**** Supplied entries
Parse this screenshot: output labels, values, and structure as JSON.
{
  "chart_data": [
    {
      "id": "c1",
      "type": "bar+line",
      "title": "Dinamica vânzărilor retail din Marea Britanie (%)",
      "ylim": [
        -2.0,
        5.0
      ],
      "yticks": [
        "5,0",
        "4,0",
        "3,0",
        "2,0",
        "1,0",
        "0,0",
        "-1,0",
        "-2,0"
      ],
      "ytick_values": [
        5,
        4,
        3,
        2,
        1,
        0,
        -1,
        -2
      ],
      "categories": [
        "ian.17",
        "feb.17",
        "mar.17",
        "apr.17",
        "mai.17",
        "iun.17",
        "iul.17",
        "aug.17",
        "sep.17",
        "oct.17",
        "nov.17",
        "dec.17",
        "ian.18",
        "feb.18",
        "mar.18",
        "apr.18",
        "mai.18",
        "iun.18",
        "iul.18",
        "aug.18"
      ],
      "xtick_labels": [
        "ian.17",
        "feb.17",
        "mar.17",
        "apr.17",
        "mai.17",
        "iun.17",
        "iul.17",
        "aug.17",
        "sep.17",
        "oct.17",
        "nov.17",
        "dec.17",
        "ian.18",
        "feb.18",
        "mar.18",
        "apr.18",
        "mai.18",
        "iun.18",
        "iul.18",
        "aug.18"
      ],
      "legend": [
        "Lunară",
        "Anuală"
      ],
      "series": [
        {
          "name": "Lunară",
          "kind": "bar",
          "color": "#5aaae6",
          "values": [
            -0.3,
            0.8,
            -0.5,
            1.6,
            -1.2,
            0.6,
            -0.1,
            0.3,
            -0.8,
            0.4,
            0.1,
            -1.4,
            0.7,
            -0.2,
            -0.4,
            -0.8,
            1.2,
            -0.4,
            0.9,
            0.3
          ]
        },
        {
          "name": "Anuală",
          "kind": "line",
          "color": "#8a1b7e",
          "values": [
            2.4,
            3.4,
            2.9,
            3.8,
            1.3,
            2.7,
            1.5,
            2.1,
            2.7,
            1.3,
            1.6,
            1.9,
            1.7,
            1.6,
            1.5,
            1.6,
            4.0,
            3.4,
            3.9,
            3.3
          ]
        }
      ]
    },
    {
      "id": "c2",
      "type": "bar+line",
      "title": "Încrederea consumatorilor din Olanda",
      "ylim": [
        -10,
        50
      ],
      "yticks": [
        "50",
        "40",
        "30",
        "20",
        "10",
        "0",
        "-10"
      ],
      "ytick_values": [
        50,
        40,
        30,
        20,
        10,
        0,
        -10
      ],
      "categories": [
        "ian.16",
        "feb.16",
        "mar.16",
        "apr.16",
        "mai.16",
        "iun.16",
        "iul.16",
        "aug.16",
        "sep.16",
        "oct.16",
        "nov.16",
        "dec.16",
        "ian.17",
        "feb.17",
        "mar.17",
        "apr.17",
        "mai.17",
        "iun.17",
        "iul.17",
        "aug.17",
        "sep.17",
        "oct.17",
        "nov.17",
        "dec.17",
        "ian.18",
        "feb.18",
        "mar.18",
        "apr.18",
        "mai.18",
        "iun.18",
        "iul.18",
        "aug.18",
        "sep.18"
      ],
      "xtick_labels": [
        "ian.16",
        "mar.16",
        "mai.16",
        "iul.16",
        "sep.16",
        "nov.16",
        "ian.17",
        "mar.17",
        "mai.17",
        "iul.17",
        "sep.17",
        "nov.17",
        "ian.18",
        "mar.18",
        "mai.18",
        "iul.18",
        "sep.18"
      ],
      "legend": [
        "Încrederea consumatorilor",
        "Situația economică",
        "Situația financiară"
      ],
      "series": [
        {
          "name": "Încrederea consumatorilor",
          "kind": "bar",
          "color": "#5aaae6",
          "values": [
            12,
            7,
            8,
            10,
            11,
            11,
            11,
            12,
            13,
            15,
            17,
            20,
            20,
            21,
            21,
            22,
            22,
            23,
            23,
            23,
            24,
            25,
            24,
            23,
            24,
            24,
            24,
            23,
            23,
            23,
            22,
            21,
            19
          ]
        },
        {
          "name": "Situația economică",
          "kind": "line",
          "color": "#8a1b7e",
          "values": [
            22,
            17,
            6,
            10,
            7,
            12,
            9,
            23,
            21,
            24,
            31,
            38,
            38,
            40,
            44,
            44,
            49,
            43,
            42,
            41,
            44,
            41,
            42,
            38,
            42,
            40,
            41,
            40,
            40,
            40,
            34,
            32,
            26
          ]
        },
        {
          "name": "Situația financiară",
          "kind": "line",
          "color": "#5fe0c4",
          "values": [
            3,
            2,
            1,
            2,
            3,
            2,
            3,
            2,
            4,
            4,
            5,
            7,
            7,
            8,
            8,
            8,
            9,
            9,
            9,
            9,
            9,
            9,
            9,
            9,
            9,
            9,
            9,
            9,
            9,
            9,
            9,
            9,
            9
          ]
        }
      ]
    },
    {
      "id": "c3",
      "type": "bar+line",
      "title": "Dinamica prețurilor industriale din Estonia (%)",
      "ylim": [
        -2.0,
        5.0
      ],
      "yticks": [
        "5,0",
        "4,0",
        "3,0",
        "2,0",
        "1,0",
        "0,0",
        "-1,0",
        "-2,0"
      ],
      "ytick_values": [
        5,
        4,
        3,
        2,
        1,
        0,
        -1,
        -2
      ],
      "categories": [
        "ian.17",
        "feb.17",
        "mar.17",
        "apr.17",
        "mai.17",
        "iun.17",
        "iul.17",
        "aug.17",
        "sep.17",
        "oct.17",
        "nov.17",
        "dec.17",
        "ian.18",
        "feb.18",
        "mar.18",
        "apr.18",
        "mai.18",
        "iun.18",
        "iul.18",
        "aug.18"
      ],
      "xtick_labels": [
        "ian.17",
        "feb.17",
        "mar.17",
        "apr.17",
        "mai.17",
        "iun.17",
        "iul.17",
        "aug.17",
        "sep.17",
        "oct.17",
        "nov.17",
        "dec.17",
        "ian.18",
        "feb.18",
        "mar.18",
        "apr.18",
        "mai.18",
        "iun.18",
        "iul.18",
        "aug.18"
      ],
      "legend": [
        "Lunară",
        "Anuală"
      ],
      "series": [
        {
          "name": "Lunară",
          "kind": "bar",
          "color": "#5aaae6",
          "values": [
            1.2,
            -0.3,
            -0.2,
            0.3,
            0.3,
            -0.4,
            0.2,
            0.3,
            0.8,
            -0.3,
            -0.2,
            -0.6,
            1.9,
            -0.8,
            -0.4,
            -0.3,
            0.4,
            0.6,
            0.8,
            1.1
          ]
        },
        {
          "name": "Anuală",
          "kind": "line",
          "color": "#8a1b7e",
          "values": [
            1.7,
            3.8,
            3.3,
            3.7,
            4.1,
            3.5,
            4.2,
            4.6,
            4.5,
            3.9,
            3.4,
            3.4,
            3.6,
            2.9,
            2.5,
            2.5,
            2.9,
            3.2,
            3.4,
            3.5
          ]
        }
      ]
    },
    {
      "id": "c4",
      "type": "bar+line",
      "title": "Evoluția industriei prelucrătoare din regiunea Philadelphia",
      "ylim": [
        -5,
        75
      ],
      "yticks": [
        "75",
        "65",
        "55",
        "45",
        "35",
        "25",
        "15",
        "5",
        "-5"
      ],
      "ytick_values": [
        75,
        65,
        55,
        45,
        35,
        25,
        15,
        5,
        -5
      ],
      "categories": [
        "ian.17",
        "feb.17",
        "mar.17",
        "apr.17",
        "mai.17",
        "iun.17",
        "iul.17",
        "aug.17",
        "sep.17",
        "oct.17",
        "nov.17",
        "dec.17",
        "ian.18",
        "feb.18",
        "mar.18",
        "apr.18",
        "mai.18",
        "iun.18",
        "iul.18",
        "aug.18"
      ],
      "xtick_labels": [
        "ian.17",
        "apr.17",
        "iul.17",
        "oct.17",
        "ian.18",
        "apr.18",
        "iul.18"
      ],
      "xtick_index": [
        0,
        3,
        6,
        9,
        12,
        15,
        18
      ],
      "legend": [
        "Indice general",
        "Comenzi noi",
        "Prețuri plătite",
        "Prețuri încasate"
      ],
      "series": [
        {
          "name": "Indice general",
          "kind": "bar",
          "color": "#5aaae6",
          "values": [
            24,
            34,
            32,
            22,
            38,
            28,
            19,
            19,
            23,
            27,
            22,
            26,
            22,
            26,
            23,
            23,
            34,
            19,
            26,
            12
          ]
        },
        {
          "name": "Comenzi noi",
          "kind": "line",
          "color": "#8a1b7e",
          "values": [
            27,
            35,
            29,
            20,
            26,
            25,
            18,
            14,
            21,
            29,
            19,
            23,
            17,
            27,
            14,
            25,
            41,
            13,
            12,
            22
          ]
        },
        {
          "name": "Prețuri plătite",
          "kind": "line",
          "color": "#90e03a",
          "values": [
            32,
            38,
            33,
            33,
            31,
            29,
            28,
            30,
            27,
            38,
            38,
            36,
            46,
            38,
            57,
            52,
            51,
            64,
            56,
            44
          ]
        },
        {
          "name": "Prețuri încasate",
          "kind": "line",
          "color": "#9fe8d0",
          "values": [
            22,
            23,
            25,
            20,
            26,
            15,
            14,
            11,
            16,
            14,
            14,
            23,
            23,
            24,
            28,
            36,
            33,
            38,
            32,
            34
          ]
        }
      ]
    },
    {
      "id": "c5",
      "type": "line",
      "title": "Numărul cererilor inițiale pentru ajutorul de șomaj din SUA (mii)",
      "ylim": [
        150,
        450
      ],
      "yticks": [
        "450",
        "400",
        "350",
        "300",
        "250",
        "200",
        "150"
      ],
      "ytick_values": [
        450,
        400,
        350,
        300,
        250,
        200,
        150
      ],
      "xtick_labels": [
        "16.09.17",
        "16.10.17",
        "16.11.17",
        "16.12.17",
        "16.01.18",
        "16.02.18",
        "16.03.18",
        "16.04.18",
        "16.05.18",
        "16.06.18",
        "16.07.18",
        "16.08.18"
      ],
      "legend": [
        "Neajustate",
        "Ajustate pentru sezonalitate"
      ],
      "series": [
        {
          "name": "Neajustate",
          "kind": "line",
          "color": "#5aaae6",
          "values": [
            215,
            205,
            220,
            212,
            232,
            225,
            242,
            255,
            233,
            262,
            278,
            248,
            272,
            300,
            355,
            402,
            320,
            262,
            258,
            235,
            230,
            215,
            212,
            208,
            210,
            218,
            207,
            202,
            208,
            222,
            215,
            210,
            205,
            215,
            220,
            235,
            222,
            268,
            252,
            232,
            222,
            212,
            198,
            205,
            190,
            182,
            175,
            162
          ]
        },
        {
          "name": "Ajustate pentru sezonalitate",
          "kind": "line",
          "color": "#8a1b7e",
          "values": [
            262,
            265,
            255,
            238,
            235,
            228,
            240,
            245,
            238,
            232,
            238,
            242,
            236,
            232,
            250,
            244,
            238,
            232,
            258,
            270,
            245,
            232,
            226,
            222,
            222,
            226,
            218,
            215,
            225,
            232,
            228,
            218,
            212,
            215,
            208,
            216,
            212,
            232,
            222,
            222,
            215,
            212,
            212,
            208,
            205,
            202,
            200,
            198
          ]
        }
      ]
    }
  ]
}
********
Search the data for "sezonalitate". Copy every line that has it.

        "Ajustate pentru sezonalitate"
          "name": "Ajustate pentru sezonalitate",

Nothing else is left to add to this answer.